What is expected: Without including any images, reproduce each entry exactly.
BEGIN Provided material
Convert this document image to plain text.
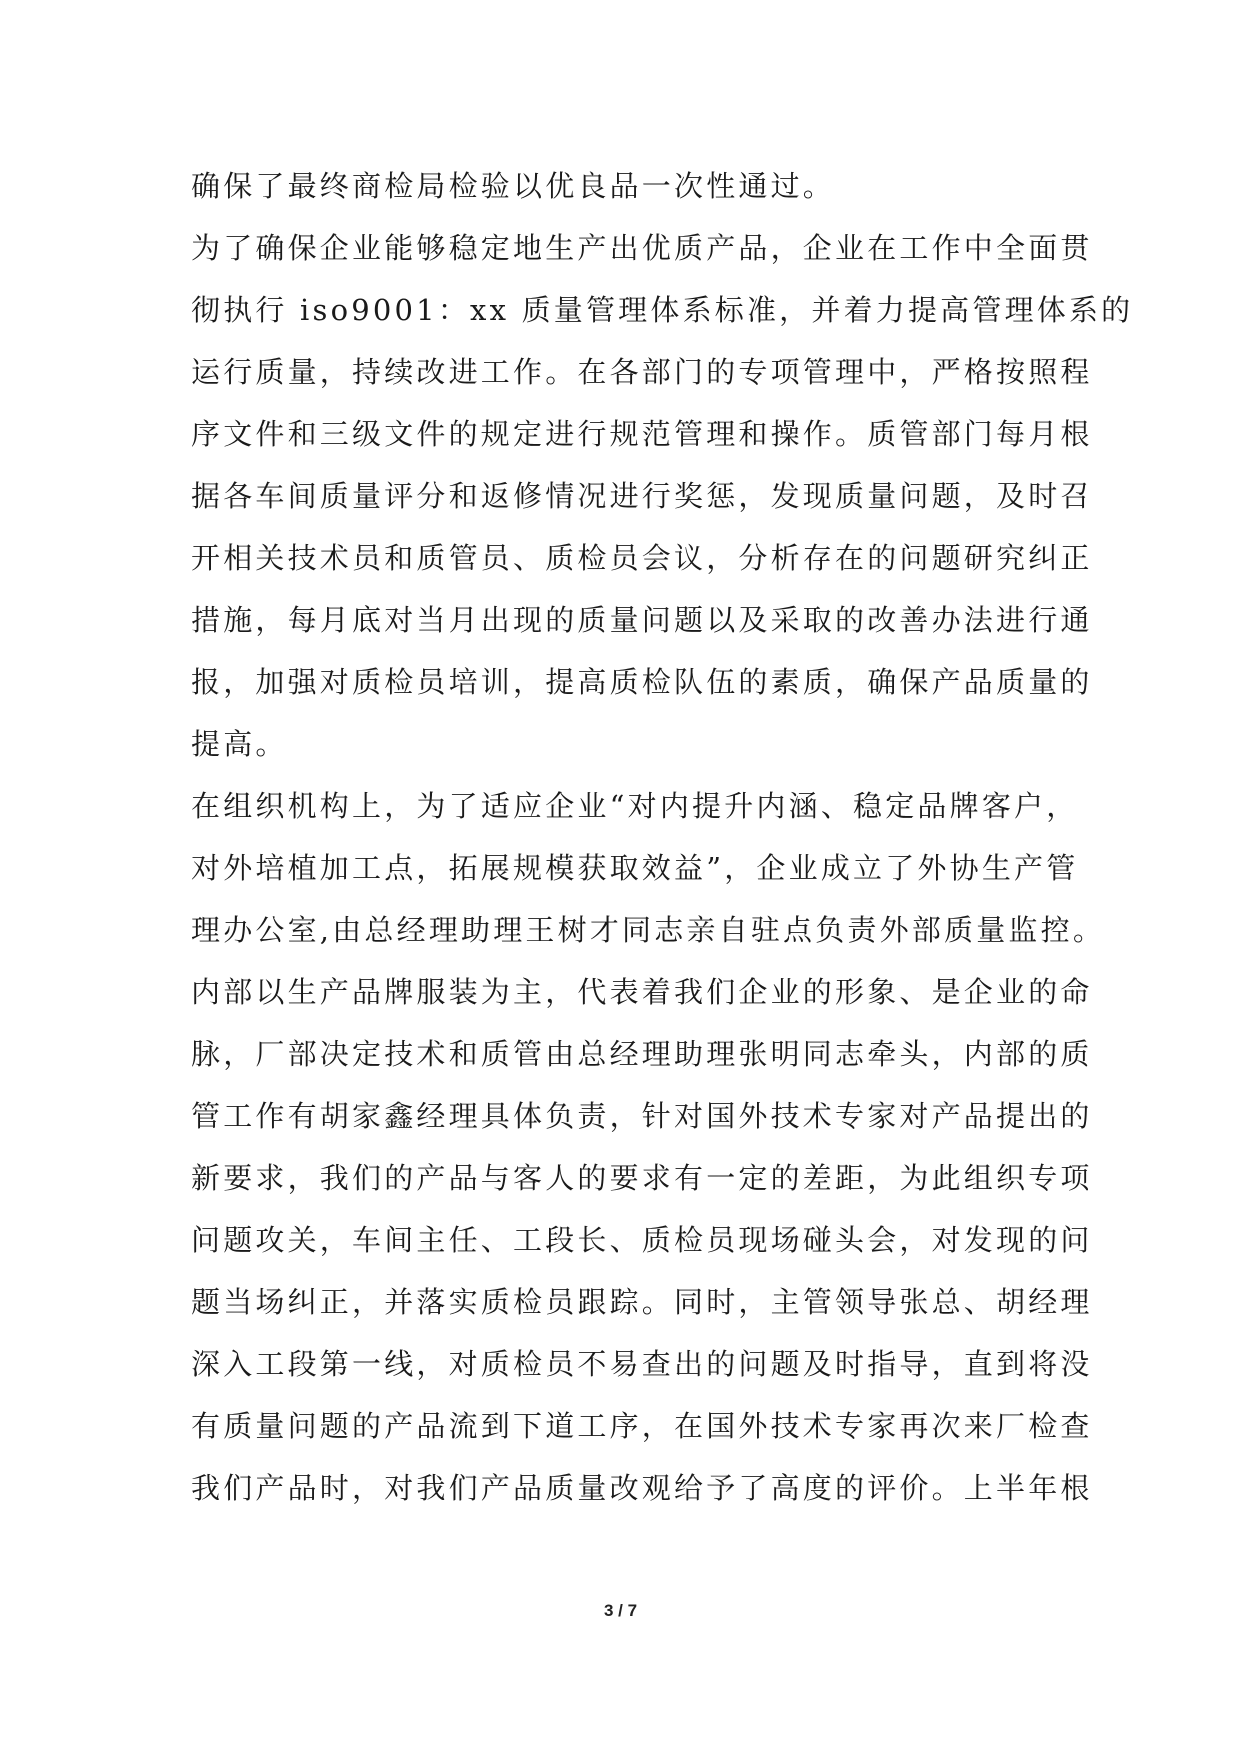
确保了最终商检局检验以优良品一次性通过。
为了确保企业能够稳定地生产出优质产品，企业在工作中全面贯
彻执行 iso9001：xx 质量管理体系标准，并着力提高管理体系的
运行质量，持续改进工作。在各部门的专项管理中，严格按照程
序文件和三级文件的规定进行规范管理和操作。质管部门每月根
据各车间质量评分和返修情况进行奖惩，发现质量问题，及时召
开相关技术员和质管员、质检员会议，分析存在的问题研究纠正
措施，每月底对当月出现的质量问题以及采取的改善办法进行通
报，加强对质检员培训，提高质检队伍的素质，确保产品质量的
提高。
在组织机构上，为了适应企业“对内提升内涵、稳定品牌客户，
对外培植加工点，拓展规模获取效益”，企业成立了外协生产管
理办公室,由总经理助理王树才同志亲自驻点负责外部质量监控。
内部以生产品牌服装为主，代表着我们企业的形象、是企业的命
脉，厂部决定技术和质管由总经理助理张明同志牵头，内部的质
管工作有胡家鑫经理具体负责，针对国外技术专家对产品提出的
新要求，我们的产品与客人的要求有一定的差距，为此组织专项
问题攻关，车间主任、工段长、质检员现场碰头会，对发现的问
题当场纠正，并落实质检员跟踪。同时，主管领导张总、胡经理
深入工段第一线，对质检员不易查出的问题及时指导，直到将没
有质量问题的产品流到下道工序，在国外技术专家再次来厂检查
我们产品时，对我们产品质量改观给予了高度的评价。上半年根
3 / 7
END Provided material
The answer:
Convert this document image to plain text.
确保了最终商检局检验以优良品一次性通过。
为了确保企业能够稳定地生产出优质产品，企业在工作中全面贯
彻执行 iso9001：xx 质量管理体系标准，并着力提高管理体系的
运行质量，持续改进工作。在各部门的专项管理中，严格按照程
序文件和三级文件的规定进行规范管理和操作。质管部门每月根
据各车间质量评分和返修情况进行奖惩，发现质量问题，及时召
开相关技术员和质管员、质检员会议，分析存在的问题研究纠正
措施，每月底对当月出现的质量问题以及采取的改善办法进行通
报，加强对质检员培训，提高质检队伍的素质，确保产品质量的
提高。
在组织机构上，为了适应企业“对内提升内涵、稳定品牌客户，
对外培植加工点，拓展规模获取效益”，企业成立了外协生产管
理办公室,由总经理助理王树才同志亲自驻点负责外部质量监控。
内部以生产品牌服装为主，代表着我们企业的形象、是企业的命
脉，厂部决定技术和质管由总经理助理张明同志牵头，内部的质
管工作有胡家鑫经理具体负责，针对国外技术专家对产品提出的
新要求，我们的产品与客人的要求有一定的差距，为此组织专项
问题攻关，车间主任、工段长、质检员现场碰头会，对发现的问
题当场纠正，并落实质检员跟踪。同时，主管领导张总、胡经理
深入工段第一线，对质检员不易查出的问题及时指导，直到将没
有质量问题的产品流到下道工序，在国外技术专家再次来厂检查
我们产品时，对我们产品质量改观给予了高度的评价。上半年根
3 / 7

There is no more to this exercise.